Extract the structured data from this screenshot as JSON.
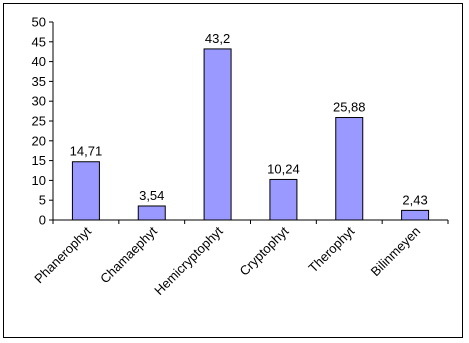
{
  "chart_data": {
    "type": "bar",
    "categories": [
      "Phanerophyt",
      "Chamaephyt",
      "Hemicryptophyt",
      "Cryptophyt",
      "Therophyt",
      "Bilinmeyen"
    ],
    "values": [
      14.71,
      3.54,
      43.2,
      10.24,
      25.88,
      2.43
    ],
    "data_labels": [
      "14,71",
      "3,54",
      "43,2",
      "10,24",
      "25,88",
      "2,43"
    ],
    "ylim": [
      0,
      50
    ],
    "yticks": [
      0,
      5,
      10,
      15,
      20,
      25,
      30,
      35,
      40,
      45,
      50
    ],
    "ytick_labels": [
      "0",
      "5",
      "10",
      "15",
      "20",
      "25",
      "30",
      "35",
      "40",
      "45",
      "50"
    ],
    "bar_color": "#9999ff",
    "bar_stroke": "#000000",
    "grid": false,
    "legend": "none",
    "title": "",
    "xlabel": "",
    "ylabel": ""
  }
}
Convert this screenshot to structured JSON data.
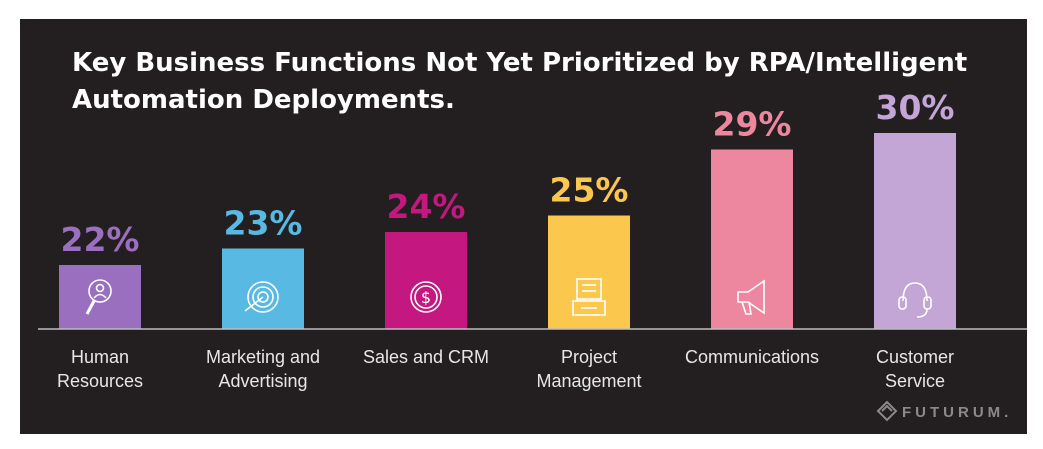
{
  "chart_data": {
    "type": "bar",
    "title_lines": [
      "Key Business Functions Not Yet Prioritized by RPA/Intelligent",
      "Automation Deployments."
    ],
    "categories": [
      [
        "Human",
        "Resources"
      ],
      [
        "Marketing and",
        "Advertising"
      ],
      [
        "Sales and CRM"
      ],
      [
        "Project",
        "Management"
      ],
      [
        "Communications"
      ],
      [
        "Customer",
        "Service"
      ]
    ],
    "values": [
      22,
      23,
      24,
      25,
      29,
      30
    ],
    "value_labels": [
      "22%",
      "23%",
      "24%",
      "25%",
      "29%",
      "30%"
    ],
    "colors": [
      "#9b6fc0",
      "#58b9e2",
      "#c4177f",
      "#fbc74d",
      "#ed87a0",
      "#c3a5d6"
    ],
    "icons": [
      "magnifier-person-icon",
      "target-icon",
      "dollar-coin-icon",
      "clipboard-icon",
      "megaphone-icon",
      "headset-icon"
    ],
    "ylabel": "",
    "xlabel": "",
    "unit": "%"
  },
  "brand": {
    "name": "FUTURUM.",
    "background": "#231f20"
  }
}
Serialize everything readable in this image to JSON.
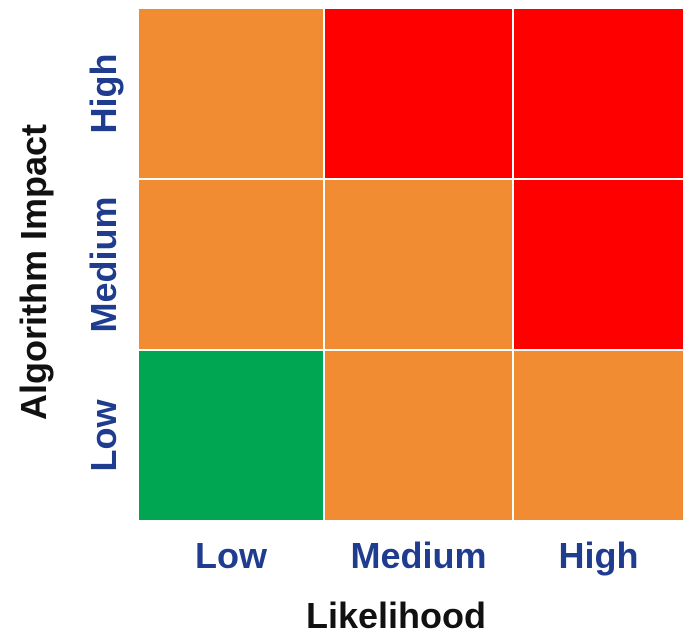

========================================================================

__Given request__
Reproduce each line word for word and drop the pictures.

__Task result__
Extract the structured data from this screenshot as JSON.
{
  "chart_data": {
    "type": "bar",
    "categories": [
      "Phanerophyt",
      "Chamaephyt",
      "Hemicryptophyt",
      "Cryptophyt",
      "Therophyt",
      "Bilinmeyen"
    ],
    "values": [
      14.71,
      3.54,
      43.2,
      10.24,
      25.88,
      2.43
    ],
    "data_labels": [
      "14,71",
      "3,54",
      "43,2",
      "10,24",
      "25,88",
      "2,43"
    ],
    "ylim": [
      0,
      50
    ],
    "yticks": [
      0,
      5,
      10,
      15,
      20,
      25,
      30,
      35,
      40,
      45,
      50
    ],
    "ytick_labels": [
      "0",
      "5",
      "10",
      "15",
      "20",
      "25",
      "30",
      "35",
      "40",
      "45",
      "50"
    ],
    "bar_color": "#9999ff",
    "bar_stroke": "#000000",
    "grid": false,
    "legend": "none",
    "title": "",
    "xlabel": "",
    "ylabel": ""
  }
}
Convert this screenshot to structured JSON data.
{
  "chart_data": {
    "type": "bar",
    "title_lines": [
      "Key Business Functions Not Yet Prioritized by RPA/Intelligent",
      "Automation Deployments."
    ],
    "categories": [
      [
        "Human",
        "Resources"
      ],
      [
        "Marketing and",
        "Advertising"
      ],
      [
        "Sales and CRM"
      ],
      [
        "Project",
        "Management"
      ],
      [
        "Communications"
      ],
      [
        "Customer",
        "Service"
      ]
    ],
    "values": [
      22,
      23,
      24,
      25,
      29,
      30
    ],
    "value_labels": [
      "22%",
      "23%",
      "24%",
      "25%",
      "29%",
      "30%"
    ],
    "colors": [
      "#9b6fc0",
      "#58b9e2",
      "#c4177f",
      "#fbc74d",
      "#ed87a0",
      "#c3a5d6"
    ],
    "icons": [
      "magnifier-person-icon",
      "target-icon",
      "dollar-coin-icon",
      "clipboard-icon",
      "megaphone-icon",
      "headset-icon"
    ],
    "ylabel": "",
    "xlabel": "",
    "unit": "%"
  },
  "brand": {
    "name": "FUTURUM.",
    "background": "#231f20"
  }
}
Serialize everything readable in this image to JSON.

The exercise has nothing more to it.